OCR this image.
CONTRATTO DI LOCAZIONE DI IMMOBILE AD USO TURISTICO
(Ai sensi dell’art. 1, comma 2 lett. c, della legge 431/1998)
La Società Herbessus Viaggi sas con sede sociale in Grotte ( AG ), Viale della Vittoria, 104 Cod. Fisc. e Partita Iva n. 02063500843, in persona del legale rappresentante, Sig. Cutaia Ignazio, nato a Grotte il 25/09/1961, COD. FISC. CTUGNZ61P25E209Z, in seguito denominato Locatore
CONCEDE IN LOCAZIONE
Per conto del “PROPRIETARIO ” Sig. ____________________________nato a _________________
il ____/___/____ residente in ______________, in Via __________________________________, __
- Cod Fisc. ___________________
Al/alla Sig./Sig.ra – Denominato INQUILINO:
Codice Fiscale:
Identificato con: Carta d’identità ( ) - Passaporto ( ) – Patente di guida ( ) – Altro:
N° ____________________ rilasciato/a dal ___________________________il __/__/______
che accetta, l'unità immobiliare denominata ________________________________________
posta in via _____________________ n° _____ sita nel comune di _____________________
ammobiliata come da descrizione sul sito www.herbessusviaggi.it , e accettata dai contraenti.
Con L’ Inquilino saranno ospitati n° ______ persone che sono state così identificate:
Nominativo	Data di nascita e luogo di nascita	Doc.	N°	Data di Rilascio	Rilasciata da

Set task. Every entry should be output exactly as written, please.

Solution for this problem.
OCR this image.
CONTRATTO DI LOCAZIONE DI IMMOBILE AD USO TURISTICO
(Ai sensi dell’art. 1, comma 2 lett. c, della legge 431/1998)
La Società Herbessus Viaggi sas con sede sociale in Grotte ( AG ), Viale della Vittoria, 104 Cod. Fisc. e Partita Iva n. 02063500843, in persona del legale rappresentante, Sig. Cutaia Ignazio, nato a Grotte il 25/09/1961, COD. FISC. CTUGNZ61P25E209Z, in seguito denominato Locatore
CONCEDE IN LOCAZIONE
Per conto del “PROPRIETARIO ” Sig. ____________________________nato a _________________
il ____/___/____ residente in ______________, in Via __________________________________, __
- Cod Fisc. ___________________
Al/alla Sig./Sig.ra – Denominato INQUILINO:
Codice Fiscale:
Identificato con: Carta d’identità ( ) - Passaporto ( ) – Patente di guida ( ) – Altro:
N° ____________________ rilasciato/a dal ___________________________il __/__/______
che accetta, l'unità immobiliare denominata ________________________________________
posta in via _____________________ n° _____ sita nel comune di _____________________
ammobiliata come da descrizione sul sito www.herbessusviaggi.it , e accettata dai contraenti.
Con L’ Inquilino saranno ospitati n° ______ persone che sono state così identificate:
Nominativo	Data di nascita e luogo di nascita	Doc.	N°	Data di Rilascio	Rilasciata da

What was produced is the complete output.